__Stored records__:
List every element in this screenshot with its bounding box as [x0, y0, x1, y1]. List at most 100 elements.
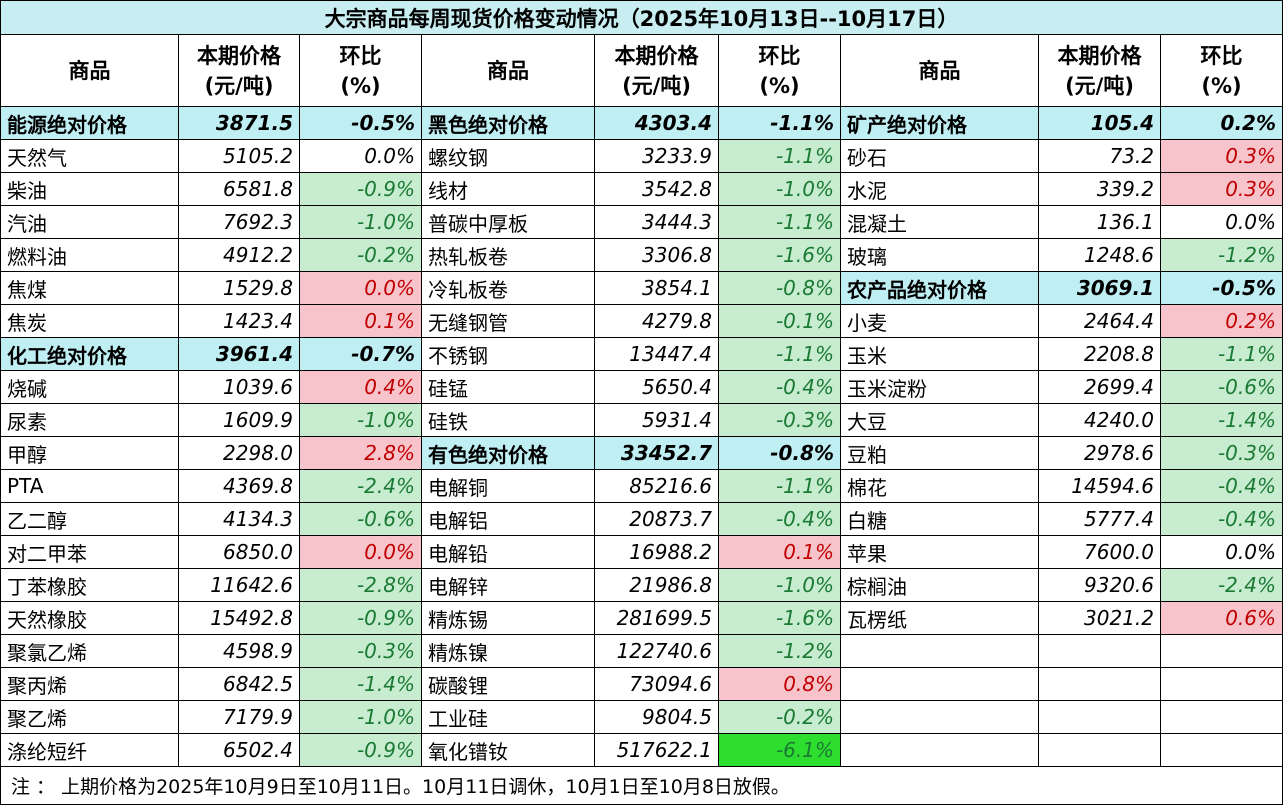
commodity-price: 3069.1 — [1038, 271, 1161, 305]
table-row: 天然气 5105.2 0.0% 螺纹钢 3233.9 -1.1% 砂石 73.2 0.3% — [0, 139, 1283, 173]
commodity-change: 0.1% — [299, 304, 422, 338]
commodity-change: -0.1% — [718, 304, 841, 338]
commodity-change: -0.9% — [299, 172, 422, 206]
commodity-change: -1.1% — [1160, 337, 1283, 371]
commodity-price: 4303.4 — [594, 106, 719, 140]
table-row: 聚丙烯 6842.5 -1.4% 碳酸锂 73094.6 0.8% — [0, 667, 1283, 701]
commodity-change: -0.4% — [1160, 469, 1283, 503]
commodity-name: 砂石 — [840, 139, 1039, 173]
commodity-change: -1.6% — [718, 238, 841, 272]
commodity-price: 5931.4 — [594, 403, 719, 437]
commodity-name: 甲醇 — [0, 436, 179, 470]
commodity-price: 2298.0 — [178, 436, 300, 470]
commodity-change: -1.1% — [718, 337, 841, 371]
commodity-price: 7600.0 — [1038, 535, 1161, 569]
table-row: 聚氯乙烯 4598.9 -0.3% 精炼镍 122740.6 -1.2% — [0, 634, 1283, 668]
commodity-price: 4279.8 — [594, 304, 719, 338]
header-chg: 环比 (%) — [718, 34, 841, 107]
commodity-change — [1160, 733, 1283, 767]
commodity-price: 4598.9 — [178, 634, 300, 668]
commodity-price: 5777.4 — [1038, 502, 1161, 536]
commodity-name: 乙二醇 — [0, 502, 179, 536]
header-chg-line2: (%) — [1201, 73, 1242, 98]
commodity-change: 0.6% — [1160, 601, 1283, 635]
commodity-price: 6502.4 — [178, 733, 300, 767]
commodity-price: 3961.4 — [178, 337, 300, 371]
commodity-change: 0.4% — [299, 370, 422, 404]
commodity-change: -0.2% — [299, 238, 422, 272]
commodity-change: -0.4% — [1160, 502, 1283, 536]
commodity-price: 4240.0 — [1038, 403, 1161, 437]
commodity-name: 电解铜 — [421, 469, 595, 503]
commodity-change: -0.4% — [718, 502, 841, 536]
commodity-name: 天然气 — [0, 139, 179, 173]
commodity-name: 无缝钢管 — [421, 304, 595, 338]
table-row: PTA 4369.8 -2.4% 电解铜 85216.6 -1.1% 棉花 14594.6 -0… — [0, 469, 1283, 503]
commodity-price: 20873.7 — [594, 502, 719, 536]
commodity-price: 6842.5 — [178, 667, 300, 701]
commodity-change: -1.1% — [718, 469, 841, 503]
commodity-change: -1.2% — [718, 634, 841, 668]
commodity-change: -0.5% — [1160, 271, 1283, 305]
commodity-name: 化工绝对价格 — [0, 337, 179, 371]
commodity-change: -0.4% — [718, 370, 841, 404]
commodity-name: 硅锰 — [421, 370, 595, 404]
header-price: 本期价格 (元/吨) — [1038, 34, 1161, 107]
commodity-name: 聚氯乙烯 — [0, 634, 179, 668]
commodity-price — [1038, 634, 1161, 668]
header-price-line1: 本期价格 — [197, 43, 281, 68]
commodity-change: 0.0% — [1160, 535, 1283, 569]
commodity-name: PTA — [0, 469, 179, 503]
commodity-name: 螺纹钢 — [421, 139, 595, 173]
commodity-name: 丁苯橡胶 — [0, 568, 179, 602]
commodity-name — [840, 700, 1039, 734]
commodity-price: 3306.8 — [594, 238, 719, 272]
commodity-name — [840, 733, 1039, 767]
commodity-price: 281699.5 — [594, 601, 719, 635]
commodity-change: -1.1% — [718, 139, 841, 173]
commodity-change: -0.6% — [1160, 370, 1283, 404]
commodity-change: -0.5% — [299, 106, 422, 140]
commodity-name: 燃料油 — [0, 238, 179, 272]
commodity-change: 0.8% — [718, 667, 841, 701]
commodity-name: 氧化镨钕 — [421, 733, 595, 767]
commodity-price: 85216.6 — [594, 469, 719, 503]
commodity-price: 105.4 — [1038, 106, 1161, 140]
header-price-line2: (元/吨) — [1065, 73, 1134, 98]
commodity-name: 玉米 — [840, 337, 1039, 371]
table-row: 甲醇 2298.0 2.8% 有色绝对价格 33452.7 -0.8% 豆粕 2978.6 -0… — [0, 436, 1283, 470]
header-chg: 环比 (%) — [1160, 34, 1283, 107]
commodity-price: 136.1 — [1038, 205, 1161, 239]
commodity-change: -1.0% — [718, 172, 841, 206]
commodity-change: -1.0% — [299, 205, 422, 239]
commodity-name: 电解铅 — [421, 535, 595, 569]
commodity-name: 豆粕 — [840, 436, 1039, 470]
commodity-change: -1.2% — [1160, 238, 1283, 272]
header-chg-line1: 环比 — [758, 43, 801, 68]
commodity-name: 水泥 — [840, 172, 1039, 206]
commodity-name: 硅铁 — [421, 403, 595, 437]
commodity-name: 焦炭 — [0, 304, 179, 338]
commodity-name: 涤纶短纤 — [0, 733, 179, 767]
commodity-name: 柴油 — [0, 172, 179, 206]
commodity-name: 汽油 — [0, 205, 179, 239]
commodity-name: 能源绝对价格 — [0, 106, 179, 140]
table-title: 大宗商品每周现货价格变动情况（2025年10月13日--10月17日） — [0, 0, 1283, 35]
commodity-price: 33452.7 — [594, 436, 719, 470]
table-row: 涤纶短纤 6502.4 -0.9% 氧化镨钕 517622.1 -6.1% — [0, 733, 1283, 767]
commodity-name: 冷轧板卷 — [421, 271, 595, 305]
header-price: 本期价格 (元/吨) — [178, 34, 300, 107]
commodity-price: 122740.6 — [594, 634, 719, 668]
commodity-change: -0.8% — [718, 436, 841, 470]
commodity-change: -1.0% — [718, 568, 841, 602]
commodity-price: 4912.2 — [178, 238, 300, 272]
table-row: 燃料油 4912.2 -0.2% 热轧板卷 3306.8 -1.6% 玻璃 1248.6 -1.… — [0, 238, 1283, 272]
commodity-name: 尿素 — [0, 403, 179, 437]
commodity-price: 3854.1 — [594, 271, 719, 305]
header-price-line2: (元/吨) — [622, 73, 691, 98]
commodity-change: 0.0% — [299, 535, 422, 569]
table-row: 聚乙烯 7179.9 -1.0% 工业硅 9804.5 -0.2% — [0, 700, 1283, 734]
table-row: 柴油 6581.8 -0.9% 线材 3542.8 -1.0% 水泥 339.2 0.3% — [0, 172, 1283, 206]
commodity-name: 焦煤 — [0, 271, 179, 305]
commodity-price: 2464.4 — [1038, 304, 1161, 338]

__WRITTEN INSTRUCTION__:
Copy out all of the lines above word for word, omitting the pictures.

__SOLUTION TO THE PROBLEM__:
List every element in this screenshot with its bounding box as [x0, y0, x1, y1]. List at most 100 elements.
commodity-price: 3069.1 — [1038, 271, 1161, 305]
table-row: 天然气 5105.2 0.0% 螺纹钢 3233.9 -1.1% 砂石 73.2 0.3% — [0, 139, 1283, 173]
commodity-change: 0.1% — [299, 304, 422, 338]
commodity-change: -0.1% — [718, 304, 841, 338]
commodity-change: -0.9% — [299, 172, 422, 206]
commodity-change: -1.1% — [1160, 337, 1283, 371]
commodity-price: 4303.4 — [594, 106, 719, 140]
table-row: 聚丙烯 6842.5 -1.4% 碳酸锂 73094.6 0.8% — [0, 667, 1283, 701]
commodity-change: -0.4% — [1160, 469, 1283, 503]
commodity-name: 砂石 — [840, 139, 1039, 173]
commodity-change: -1.6% — [718, 238, 841, 272]
commodity-price: 5931.4 — [594, 403, 719, 437]
commodity-name: 甲醇 — [0, 436, 179, 470]
commodity-price: 2298.0 — [178, 436, 300, 470]
commodity-change: -1.1% — [718, 337, 841, 371]
commodity-price: 7600.0 — [1038, 535, 1161, 569]
table-row: 聚氯乙烯 4598.9 -0.3% 精炼镍 122740.6 -1.2% — [0, 634, 1283, 668]
commodity-price: 4279.8 — [594, 304, 719, 338]
header-chg: 环比 (%) — [718, 34, 841, 107]
commodity-change — [1160, 733, 1283, 767]
commodity-price: 4598.9 — [178, 634, 300, 668]
commodity-price: 5777.4 — [1038, 502, 1161, 536]
commodity-name: 乙二醇 — [0, 502, 179, 536]
header-chg-line2: (%) — [1201, 73, 1242, 98]
commodity-change: 0.6% — [1160, 601, 1283, 635]
commodity-price: 6502.4 — [178, 733, 300, 767]
commodity-price: 3961.4 — [178, 337, 300, 371]
commodity-change: 0.4% — [299, 370, 422, 404]
commodity-change: -0.2% — [299, 238, 422, 272]
commodity-change: -0.4% — [1160, 502, 1283, 536]
commodity-price: 4240.0 — [1038, 403, 1161, 437]
commodity-name: 电解铜 — [421, 469, 595, 503]
commodity-change: -0.4% — [718, 502, 841, 536]
commodity-name: 天然气 — [0, 139, 179, 173]
commodity-name: 无缝钢管 — [421, 304, 595, 338]
table-row: PTA 4369.8 -2.4% 电解铜 85216.6 -1.1% 棉花 14594.6 -0… — [0, 469, 1283, 503]
commodity-price: 20873.7 — [594, 502, 719, 536]
commodity-price: 6842.5 — [178, 667, 300, 701]
commodity-change: -1.1% — [718, 469, 841, 503]
commodity-change: -1.2% — [718, 634, 841, 668]
commodity-change: -0.5% — [1160, 271, 1283, 305]
commodity-name: 化工绝对价格 — [0, 337, 179, 371]
commodity-change: -0.4% — [718, 370, 841, 404]
commodity-name: 硅锰 — [421, 370, 595, 404]
header-price: 本期价格 (元/吨) — [1038, 34, 1161, 107]
commodity-name: 聚氯乙烯 — [0, 634, 179, 668]
commodity-price — [1038, 634, 1161, 668]
header-price-line1: 本期价格 — [197, 43, 281, 68]
commodity-change: 0.0% — [1160, 535, 1283, 569]
commodity-name: PTA — [0, 469, 179, 503]
commodity-name: 螺纹钢 — [421, 139, 595, 173]
commodity-name: 丁苯橡胶 — [0, 568, 179, 602]
commodity-name — [840, 700, 1039, 734]
commodity-price: 3306.8 — [594, 238, 719, 272]
commodity-name — [840, 733, 1039, 767]
commodity-price: 281699.5 — [594, 601, 719, 635]
commodity-change: -1.1% — [718, 139, 841, 173]
commodity-change: -0.6% — [1160, 370, 1283, 404]
commodity-change: -0.5% — [299, 106, 422, 140]
commodity-name: 燃料油 — [0, 238, 179, 272]
commodity-change: 0.8% — [718, 667, 841, 701]
commodity-name: 氧化镨钕 — [421, 733, 595, 767]
commodity-price: 85216.6 — [594, 469, 719, 503]
commodity-price: 105.4 — [1038, 106, 1161, 140]
header-price-line2: (元/吨) — [1065, 73, 1134, 98]
commodity-name: 玉米 — [840, 337, 1039, 371]
table-row: 甲醇 2298.0 2.8% 有色绝对价格 33452.7 -0.8% 豆粕 2978.6 -0… — [0, 436, 1283, 470]
header-chg: 环比 (%) — [1160, 34, 1283, 107]
commodity-price: 136.1 — [1038, 205, 1161, 239]
commodity-change: -1.0% — [718, 172, 841, 206]
commodity-change: -1.0% — [299, 205, 422, 239]
commodity-name: 电解铅 — [421, 535, 595, 569]
commodity-name: 豆粕 — [840, 436, 1039, 470]
commodity-change: -1.2% — [1160, 238, 1283, 272]
header-chg-line1: 环比 — [758, 43, 801, 68]
commodity-name: 水泥 — [840, 172, 1039, 206]
commodity-name: 硅铁 — [421, 403, 595, 437]
commodity-name: 焦炭 — [0, 304, 179, 338]
commodity-name: 涤纶短纤 — [0, 733, 179, 767]
commodity-name: 柴油 — [0, 172, 179, 206]
commodity-name: 汽油 — [0, 205, 179, 239]
commodity-name: 能源绝对价格 — [0, 106, 179, 140]
table-title: 大宗商品每周现货价格变动情况（2025年10月13日--10月17日） — [0, 0, 1283, 35]
commodity-price: 33452.7 — [594, 436, 719, 470]
table-row: 涤纶短纤 6502.4 -0.9% 氧化镨钕 517622.1 -6.1% — [0, 733, 1283, 767]
commodity-name: 冷轧板卷 — [421, 271, 595, 305]
header-price: 本期价格 (元/吨) — [178, 34, 300, 107]
commodity-price: 122740.6 — [594, 634, 719, 668]
commodity-change: -0.8% — [718, 436, 841, 470]
commodity-change: -1.0% — [718, 568, 841, 602]
commodity-price: 4912.2 — [178, 238, 300, 272]
table-row: 燃料油 4912.2 -0.2% 热轧板卷 3306.8 -1.6% 玻璃 1248.6 -1.… — [0, 238, 1283, 272]
commodity-name: 尿素 — [0, 403, 179, 437]
commodity-price: 3854.1 — [594, 271, 719, 305]
header-price-line2: (元/吨) — [622, 73, 691, 98]
commodity-change: 0.0% — [299, 535, 422, 569]
table-row: 聚乙烯 7179.9 -1.0% 工业硅 9804.5 -0.2% — [0, 700, 1283, 734]
table-row: 柴油 6581.8 -0.9% 线材 3542.8 -1.0% 水泥 339.2 0.3% — [0, 172, 1283, 206]
commodity-name: 焦煤 — [0, 271, 179, 305]
commodity-price: 2464.4 — [1038, 304, 1161, 338]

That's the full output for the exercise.